RECORDS FOR THE TASK ▸
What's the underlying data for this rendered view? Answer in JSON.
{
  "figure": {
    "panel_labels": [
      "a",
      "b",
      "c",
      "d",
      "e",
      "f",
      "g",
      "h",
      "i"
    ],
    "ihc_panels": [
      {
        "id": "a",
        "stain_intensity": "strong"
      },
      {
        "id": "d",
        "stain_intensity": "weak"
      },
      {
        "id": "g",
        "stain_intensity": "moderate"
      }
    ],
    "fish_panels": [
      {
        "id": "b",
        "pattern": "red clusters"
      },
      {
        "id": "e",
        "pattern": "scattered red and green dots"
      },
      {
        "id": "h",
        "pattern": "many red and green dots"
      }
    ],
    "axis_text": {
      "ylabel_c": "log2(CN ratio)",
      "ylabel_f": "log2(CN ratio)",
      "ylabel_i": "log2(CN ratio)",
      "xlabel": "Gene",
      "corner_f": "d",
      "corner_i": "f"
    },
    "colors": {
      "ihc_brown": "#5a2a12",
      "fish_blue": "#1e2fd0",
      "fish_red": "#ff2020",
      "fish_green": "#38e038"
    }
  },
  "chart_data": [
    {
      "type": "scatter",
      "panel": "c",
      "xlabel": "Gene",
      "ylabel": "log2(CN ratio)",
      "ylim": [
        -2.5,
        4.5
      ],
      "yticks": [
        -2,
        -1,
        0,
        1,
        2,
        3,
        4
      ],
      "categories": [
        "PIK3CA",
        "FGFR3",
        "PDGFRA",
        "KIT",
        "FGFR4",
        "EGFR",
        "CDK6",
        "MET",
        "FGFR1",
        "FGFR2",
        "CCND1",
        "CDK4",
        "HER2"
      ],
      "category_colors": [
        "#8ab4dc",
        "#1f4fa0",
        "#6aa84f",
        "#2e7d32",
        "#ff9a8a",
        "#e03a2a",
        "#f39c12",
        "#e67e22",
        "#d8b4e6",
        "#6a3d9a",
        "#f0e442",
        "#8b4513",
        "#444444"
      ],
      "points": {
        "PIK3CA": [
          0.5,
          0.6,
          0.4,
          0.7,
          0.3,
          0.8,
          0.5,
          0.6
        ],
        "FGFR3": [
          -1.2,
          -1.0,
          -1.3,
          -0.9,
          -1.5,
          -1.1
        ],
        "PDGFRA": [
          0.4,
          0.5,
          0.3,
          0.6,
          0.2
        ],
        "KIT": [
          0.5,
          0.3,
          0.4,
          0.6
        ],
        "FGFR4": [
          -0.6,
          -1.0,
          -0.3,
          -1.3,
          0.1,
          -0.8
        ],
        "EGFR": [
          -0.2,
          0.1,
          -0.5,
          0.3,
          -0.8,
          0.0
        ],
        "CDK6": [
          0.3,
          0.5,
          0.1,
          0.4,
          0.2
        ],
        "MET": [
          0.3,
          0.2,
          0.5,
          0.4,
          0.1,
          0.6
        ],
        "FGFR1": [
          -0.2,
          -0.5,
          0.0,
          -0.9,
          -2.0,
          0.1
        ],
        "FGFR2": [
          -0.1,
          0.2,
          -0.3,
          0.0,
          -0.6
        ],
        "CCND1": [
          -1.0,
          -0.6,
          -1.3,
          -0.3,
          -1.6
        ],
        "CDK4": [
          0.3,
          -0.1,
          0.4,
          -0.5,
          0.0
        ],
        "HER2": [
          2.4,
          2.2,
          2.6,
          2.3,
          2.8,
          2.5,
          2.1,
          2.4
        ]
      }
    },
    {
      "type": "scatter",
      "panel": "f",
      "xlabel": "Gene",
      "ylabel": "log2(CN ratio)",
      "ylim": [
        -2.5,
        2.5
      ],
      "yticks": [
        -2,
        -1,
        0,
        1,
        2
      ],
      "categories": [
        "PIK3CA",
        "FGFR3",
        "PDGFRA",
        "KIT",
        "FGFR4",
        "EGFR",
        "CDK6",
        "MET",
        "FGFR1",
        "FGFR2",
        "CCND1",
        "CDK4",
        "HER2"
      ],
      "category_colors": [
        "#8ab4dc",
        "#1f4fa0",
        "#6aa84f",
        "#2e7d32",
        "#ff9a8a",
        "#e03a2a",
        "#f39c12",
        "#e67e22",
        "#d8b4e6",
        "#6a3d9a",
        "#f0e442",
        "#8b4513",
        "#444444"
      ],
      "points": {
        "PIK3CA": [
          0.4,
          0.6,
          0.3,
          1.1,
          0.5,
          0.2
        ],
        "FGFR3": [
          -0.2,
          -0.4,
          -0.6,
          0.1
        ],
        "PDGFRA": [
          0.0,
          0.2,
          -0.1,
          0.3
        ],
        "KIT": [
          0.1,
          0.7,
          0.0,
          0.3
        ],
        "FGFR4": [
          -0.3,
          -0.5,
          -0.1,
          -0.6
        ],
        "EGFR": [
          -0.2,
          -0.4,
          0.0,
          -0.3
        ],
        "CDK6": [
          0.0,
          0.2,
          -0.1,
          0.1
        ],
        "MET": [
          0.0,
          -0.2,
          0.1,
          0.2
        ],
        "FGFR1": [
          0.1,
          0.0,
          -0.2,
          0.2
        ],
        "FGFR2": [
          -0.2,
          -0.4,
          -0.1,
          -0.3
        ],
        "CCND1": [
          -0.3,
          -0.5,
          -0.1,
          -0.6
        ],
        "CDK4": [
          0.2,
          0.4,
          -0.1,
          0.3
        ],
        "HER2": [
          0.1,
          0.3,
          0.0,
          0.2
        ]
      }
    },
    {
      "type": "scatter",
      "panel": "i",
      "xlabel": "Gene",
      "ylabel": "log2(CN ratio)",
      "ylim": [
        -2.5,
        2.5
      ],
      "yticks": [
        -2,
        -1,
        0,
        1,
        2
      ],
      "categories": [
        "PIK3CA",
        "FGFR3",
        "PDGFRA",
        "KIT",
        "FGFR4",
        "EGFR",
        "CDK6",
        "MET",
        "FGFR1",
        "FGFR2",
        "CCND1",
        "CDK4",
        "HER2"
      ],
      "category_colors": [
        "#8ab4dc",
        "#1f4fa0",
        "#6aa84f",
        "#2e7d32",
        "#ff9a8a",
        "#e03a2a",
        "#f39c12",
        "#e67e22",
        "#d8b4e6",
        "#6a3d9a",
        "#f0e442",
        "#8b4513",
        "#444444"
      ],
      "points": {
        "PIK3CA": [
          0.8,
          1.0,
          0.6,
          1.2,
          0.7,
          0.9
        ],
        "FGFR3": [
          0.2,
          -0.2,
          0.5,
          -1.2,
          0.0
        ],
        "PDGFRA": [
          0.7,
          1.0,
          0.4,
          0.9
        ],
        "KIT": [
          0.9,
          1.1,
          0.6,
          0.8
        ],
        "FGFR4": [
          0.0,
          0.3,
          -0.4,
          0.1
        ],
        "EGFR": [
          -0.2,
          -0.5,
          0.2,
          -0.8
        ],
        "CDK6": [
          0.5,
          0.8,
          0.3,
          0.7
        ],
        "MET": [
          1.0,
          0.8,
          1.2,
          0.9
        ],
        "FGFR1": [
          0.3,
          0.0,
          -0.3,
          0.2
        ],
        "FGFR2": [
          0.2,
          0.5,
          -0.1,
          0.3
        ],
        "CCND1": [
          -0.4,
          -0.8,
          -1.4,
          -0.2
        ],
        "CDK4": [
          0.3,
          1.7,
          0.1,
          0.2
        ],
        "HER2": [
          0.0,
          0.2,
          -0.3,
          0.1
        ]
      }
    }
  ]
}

WHAT IS NEEDED ▸
Copy and report every line where the word "pattern" is present.

EXERCISE ANSWER ▸
        "pattern": "red clusters"
        "pattern": "scattered red and green dots"
        "pattern": "many red and green dots"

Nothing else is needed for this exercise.